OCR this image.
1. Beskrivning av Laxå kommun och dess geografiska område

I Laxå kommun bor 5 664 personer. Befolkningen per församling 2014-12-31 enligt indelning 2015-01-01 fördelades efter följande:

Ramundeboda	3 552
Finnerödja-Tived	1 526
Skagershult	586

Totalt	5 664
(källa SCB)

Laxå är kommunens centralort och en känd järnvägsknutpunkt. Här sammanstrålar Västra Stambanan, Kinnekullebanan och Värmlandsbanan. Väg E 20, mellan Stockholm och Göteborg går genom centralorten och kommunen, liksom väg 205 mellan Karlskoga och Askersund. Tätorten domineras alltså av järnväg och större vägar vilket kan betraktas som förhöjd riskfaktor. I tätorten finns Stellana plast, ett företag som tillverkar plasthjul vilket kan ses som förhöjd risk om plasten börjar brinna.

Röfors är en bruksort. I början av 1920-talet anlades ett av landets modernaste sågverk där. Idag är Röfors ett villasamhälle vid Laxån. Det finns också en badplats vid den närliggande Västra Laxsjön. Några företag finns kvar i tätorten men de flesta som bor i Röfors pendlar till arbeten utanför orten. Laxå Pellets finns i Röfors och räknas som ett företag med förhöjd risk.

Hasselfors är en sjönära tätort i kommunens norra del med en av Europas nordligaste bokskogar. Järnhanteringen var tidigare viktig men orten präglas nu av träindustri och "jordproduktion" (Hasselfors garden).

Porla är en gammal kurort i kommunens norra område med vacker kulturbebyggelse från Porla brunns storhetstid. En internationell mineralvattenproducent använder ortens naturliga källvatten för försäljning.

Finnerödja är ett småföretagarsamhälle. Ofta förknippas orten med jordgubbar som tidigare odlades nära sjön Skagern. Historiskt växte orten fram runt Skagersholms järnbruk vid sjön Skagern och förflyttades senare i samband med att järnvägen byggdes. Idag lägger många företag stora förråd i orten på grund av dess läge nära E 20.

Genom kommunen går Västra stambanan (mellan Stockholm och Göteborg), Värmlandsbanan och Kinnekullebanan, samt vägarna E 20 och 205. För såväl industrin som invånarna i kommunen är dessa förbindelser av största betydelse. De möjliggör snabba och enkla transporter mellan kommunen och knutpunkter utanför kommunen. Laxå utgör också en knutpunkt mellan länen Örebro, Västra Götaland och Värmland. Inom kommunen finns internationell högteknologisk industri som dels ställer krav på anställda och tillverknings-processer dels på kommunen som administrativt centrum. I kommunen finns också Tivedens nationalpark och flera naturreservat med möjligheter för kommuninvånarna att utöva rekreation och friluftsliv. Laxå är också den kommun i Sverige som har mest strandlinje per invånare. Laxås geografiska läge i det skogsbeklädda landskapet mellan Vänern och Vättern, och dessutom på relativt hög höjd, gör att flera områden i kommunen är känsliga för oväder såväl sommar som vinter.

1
◆ ◆ ◆ ◆ ◆
→ ASSIGNMENT: In the records above, how many lines contain the word "norra"? State only the number.

→ REPLY: 2